Begin EXCERPTED RECORDS

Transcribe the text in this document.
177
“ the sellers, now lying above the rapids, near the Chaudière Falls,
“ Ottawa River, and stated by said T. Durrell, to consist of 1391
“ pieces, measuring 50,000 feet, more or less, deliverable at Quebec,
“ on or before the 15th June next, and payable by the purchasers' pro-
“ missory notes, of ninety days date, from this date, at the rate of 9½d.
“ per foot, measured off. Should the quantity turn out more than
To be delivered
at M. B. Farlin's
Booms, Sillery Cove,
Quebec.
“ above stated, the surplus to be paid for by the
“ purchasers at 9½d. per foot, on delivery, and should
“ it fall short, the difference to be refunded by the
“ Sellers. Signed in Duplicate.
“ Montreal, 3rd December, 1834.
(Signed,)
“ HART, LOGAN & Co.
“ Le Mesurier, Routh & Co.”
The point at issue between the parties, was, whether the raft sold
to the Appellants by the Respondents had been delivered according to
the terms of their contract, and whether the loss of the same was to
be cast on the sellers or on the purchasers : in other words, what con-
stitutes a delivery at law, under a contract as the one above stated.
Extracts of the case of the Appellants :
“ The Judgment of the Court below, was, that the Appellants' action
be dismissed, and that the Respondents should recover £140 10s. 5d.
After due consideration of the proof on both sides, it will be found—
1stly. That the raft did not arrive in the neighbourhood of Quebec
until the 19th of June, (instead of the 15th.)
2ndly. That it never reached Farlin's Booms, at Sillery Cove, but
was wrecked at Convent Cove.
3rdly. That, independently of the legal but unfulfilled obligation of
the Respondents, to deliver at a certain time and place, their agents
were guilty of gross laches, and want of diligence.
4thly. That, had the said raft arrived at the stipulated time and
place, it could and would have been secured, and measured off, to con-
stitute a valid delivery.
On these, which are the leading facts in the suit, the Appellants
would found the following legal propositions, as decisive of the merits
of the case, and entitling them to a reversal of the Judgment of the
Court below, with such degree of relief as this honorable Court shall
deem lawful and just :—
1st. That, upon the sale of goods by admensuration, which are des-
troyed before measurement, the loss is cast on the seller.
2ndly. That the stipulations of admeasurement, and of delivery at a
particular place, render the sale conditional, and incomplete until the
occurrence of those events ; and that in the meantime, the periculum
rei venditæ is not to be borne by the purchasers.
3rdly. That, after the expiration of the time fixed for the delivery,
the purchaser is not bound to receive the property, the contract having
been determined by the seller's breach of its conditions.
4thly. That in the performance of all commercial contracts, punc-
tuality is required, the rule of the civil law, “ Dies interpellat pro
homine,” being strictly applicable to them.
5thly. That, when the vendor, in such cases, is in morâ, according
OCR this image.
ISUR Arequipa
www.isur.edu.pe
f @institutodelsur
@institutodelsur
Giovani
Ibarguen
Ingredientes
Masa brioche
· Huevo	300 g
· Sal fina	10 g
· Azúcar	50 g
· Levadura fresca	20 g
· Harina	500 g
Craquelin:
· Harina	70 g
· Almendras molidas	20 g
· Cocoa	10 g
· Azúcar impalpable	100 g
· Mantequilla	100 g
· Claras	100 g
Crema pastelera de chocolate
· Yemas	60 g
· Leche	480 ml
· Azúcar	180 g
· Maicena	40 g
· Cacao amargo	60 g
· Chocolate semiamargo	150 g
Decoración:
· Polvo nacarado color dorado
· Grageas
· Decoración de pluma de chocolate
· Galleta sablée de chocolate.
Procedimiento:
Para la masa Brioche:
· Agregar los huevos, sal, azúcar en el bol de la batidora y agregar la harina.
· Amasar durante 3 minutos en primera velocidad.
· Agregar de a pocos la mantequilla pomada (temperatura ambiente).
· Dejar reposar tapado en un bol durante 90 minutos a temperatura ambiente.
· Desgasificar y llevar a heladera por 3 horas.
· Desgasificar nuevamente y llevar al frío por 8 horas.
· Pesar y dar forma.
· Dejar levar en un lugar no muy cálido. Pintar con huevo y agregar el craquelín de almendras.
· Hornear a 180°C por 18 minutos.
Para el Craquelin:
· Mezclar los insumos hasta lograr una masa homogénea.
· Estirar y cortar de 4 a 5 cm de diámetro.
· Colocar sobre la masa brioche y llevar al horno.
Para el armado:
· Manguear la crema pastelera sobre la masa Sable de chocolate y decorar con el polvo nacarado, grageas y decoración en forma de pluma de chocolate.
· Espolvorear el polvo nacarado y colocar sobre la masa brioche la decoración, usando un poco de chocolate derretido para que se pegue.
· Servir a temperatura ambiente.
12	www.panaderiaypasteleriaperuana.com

End EXCERPTED RECORDS

» SET TASK:
Copy out the full listing exactly.

» TASK RESULT:
Transcribe the text in this document.
177
“ the sellers, now lying above the rapids, near the Chaudière Falls,
“ Ottawa River, and stated by said T. Durrell, to consist of 1391
“ pieces, measuring 50,000 feet, more or less, deliverable at Quebec,
“ on or before the 15th June next, and payable by the purchasers' pro-
“ missory notes, of ninety days date, from this date, at the rate of 9½d.
“ per foot, measured off. Should the quantity turn out more than
To be delivered
at M. B. Farlin's
Booms, Sillery Cove,
Quebec.
“ above stated, the surplus to be paid for by the
“ purchasers at 9½d. per foot, on delivery, and should
“ it fall short, the difference to be refunded by the
“ Sellers. Signed in Duplicate.
“ Montreal, 3rd December, 1834.
(Signed,)
“ HART, LOGAN & Co.
“ Le Mesurier, Routh & Co.”
The point at issue between the parties, was, whether the raft sold
to the Appellants by the Respondents had been delivered according to
the terms of their contract, and whether the loss of the same was to
be cast on the sellers or on the purchasers : in other words, what con-
stitutes a delivery at law, under a contract as the one above stated.
Extracts of the case of the Appellants :
“ The Judgment of the Court below, was, that the Appellants' action
be dismissed, and that the Respondents should recover £140 10s. 5d.
After due consideration of the proof on both sides, it will be found—
1stly. That the raft did not arrive in the neighbourhood of Quebec
until the 19th of June, (instead of the 15th.)
2ndly. That it never reached Farlin's Booms, at Sillery Cove, but
was wrecked at Convent Cove.
3rdly. That, independently of the legal but unfulfilled obligation of
the Respondents, to deliver at a certain time and place, their agents
were guilty of gross laches, and want of diligence.
4thly. That, had the said raft arrived at the stipulated time and
place, it could and would have been secured, and measured off, to con-
stitute a valid delivery.
On these, which are the leading facts in the suit, the Appellants
would found the following legal propositions, as decisive of the merits
of the case, and entitling them to a reversal of the Judgment of the
Court below, with such degree of relief as this honorable Court shall
deem lawful and just :—
1st. That, upon the sale of goods by admensuration, which are des-
troyed before measurement, the loss is cast on the seller.
2ndly. That the stipulations of admeasurement, and of delivery at a
particular place, render the sale conditional, and incomplete until the
occurrence of those events ; and that in the meantime, the periculum
rei venditæ is not to be borne by the purchasers.
3rdly. That, after the expiration of the time fixed for the delivery,
the purchaser is not bound to receive the property, the contract having
been determined by the seller's breach of its conditions.
4thly. That in the performance of all commercial contracts, punc-
tuality is required, the rule of the civil law, “ Dies interpellat pro
homine,” being strictly applicable to them.
5thly. That, when the vendor, in such cases, is in morâ, according
OCR this image.
ISUR Arequipa
www.isur.edu.pe
f @institutodelsur
@institutodelsur
Giovani
Ibarguen
Ingredientes
Masa brioche
· Huevo	300 g
· Sal fina	10 g
· Azúcar	50 g
· Levadura fresca	20 g
· Harina	500 g
Craquelin:
· Harina	70 g
· Almendras molidas	20 g
· Cocoa	10 g
· Azúcar impalpable	100 g
· Mantequilla	100 g
· Claras	100 g
Crema pastelera de chocolate
· Yemas	60 g
· Leche	480 ml
· Azúcar	180 g
· Maicena	40 g
· Cacao amargo	60 g
· Chocolate semiamargo	150 g
Decoración:
· Polvo nacarado color dorado
· Grageas
· Decoración de pluma de chocolate
· Galleta sablée de chocolate.
Procedimiento:
Para la masa Brioche:
· Agregar los huevos, sal, azúcar en el bol de la batidora y agregar la harina.
· Amasar durante 3 minutos en primera velocidad.
· Agregar de a pocos la mantequilla pomada (temperatura ambiente).
· Dejar reposar tapado en un bol durante 90 minutos a temperatura ambiente.
· Desgasificar y llevar a heladera por 3 horas.
· Desgasificar nuevamente y llevar al frío por 8 horas.
· Pesar y dar forma.
· Dejar levar en un lugar no muy cálido. Pintar con huevo y agregar el craquelín de almendras.
· Hornear a 180°C por 18 minutos.
Para el Craquelin:
· Mezclar los insumos hasta lograr una masa homogénea.
· Estirar y cortar de 4 a 5 cm de diámetro.
· Colocar sobre la masa brioche y llevar al horno.
Para el armado:
· Manguear la crema pastelera sobre la masa Sable de chocolate y decorar con el polvo nacarado, grageas y decoración en forma de pluma de chocolate.
· Espolvorear el polvo nacarado y colocar sobre la masa brioche la decoración, usando un poco de chocolate derretido para que se pegue.
· Servir a temperatura ambiente.
12	www.panaderiaypasteleriaperuana.com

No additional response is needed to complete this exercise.